[Entries with figure data]
■ ■ ■ ■ ■
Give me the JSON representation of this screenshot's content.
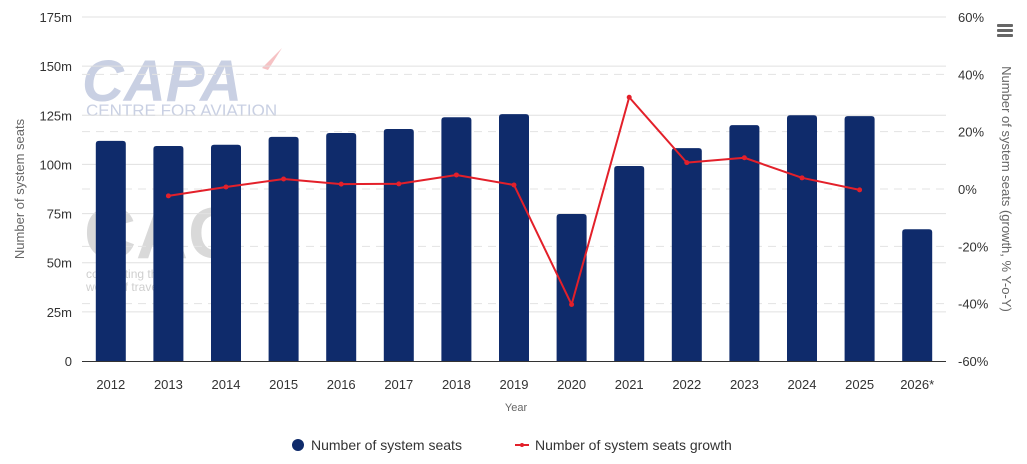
{
  "chart_data": {
    "type": "bar+line",
    "title": "",
    "categories": [
      "2012",
      "2013",
      "2014",
      "2015",
      "2016",
      "2017",
      "2018",
      "2019",
      "2020",
      "2021",
      "2022",
      "2023",
      "2024",
      "2025",
      "2026*"
    ],
    "xlabel": "Year",
    "ylabel_left": "Number of system seats",
    "ylabel_right": "Number of system seats (growth, % Y-o-Y)",
    "ylim_left": [
      0,
      175
    ],
    "ylim_right": [
      -60,
      60
    ],
    "yticks_left": [
      0,
      25,
      50,
      75,
      100,
      125,
      150,
      175
    ],
    "yticks_left_labels": [
      "0",
      "25m",
      "50m",
      "75m",
      "100m",
      "125m",
      "150m",
      "175m"
    ],
    "yticks_right": [
      -60,
      -40,
      -20,
      0,
      20,
      40,
      60
    ],
    "yticks_right_labels": [
      "-60%",
      "-40%",
      "-20%",
      "0%",
      "20%",
      "40%",
      "60%"
    ],
    "grid": true,
    "legend_position": "bottom-center",
    "series": [
      {
        "name": "Number of system seats",
        "type": "bar",
        "axis": "left",
        "unit": "millions",
        "color": "#0f2b6b",
        "values": [
          112,
          109.4,
          110,
          114,
          116,
          118,
          124,
          125.6,
          74.8,
          99.2,
          108.3,
          120,
          125,
          124.6,
          67
        ]
      },
      {
        "name": "Number of system seats growth",
        "type": "line",
        "axis": "right",
        "unit": "percent",
        "color": "#e3202a",
        "values": [
          null,
          -2.4,
          0.7,
          3.5,
          1.7,
          1.8,
          4.9,
          1.4,
          -40.3,
          32,
          9.2,
          10.9,
          3.9,
          -0.3,
          null
        ]
      }
    ]
  },
  "watermark": {
    "capa_logo": "CAPA",
    "capa_tagline": "CENTRE FOR AVIATION",
    "cag_logo": "CAG",
    "cag_tagline_1": "connecting the",
    "cag_tagline_2": "world of travel"
  },
  "menu": {
    "icon": "hamburger-menu-icon"
  }
}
■ ■ ■ ■ ■
→ GIVEN REQUEST
Write out every line of the data that holds the word "growth".

→ WRITTEN SOLUTION
    "ylabel_right": "Number of system seats (growth, % Y-o-Y)",
        "name": "Number of system seats growth",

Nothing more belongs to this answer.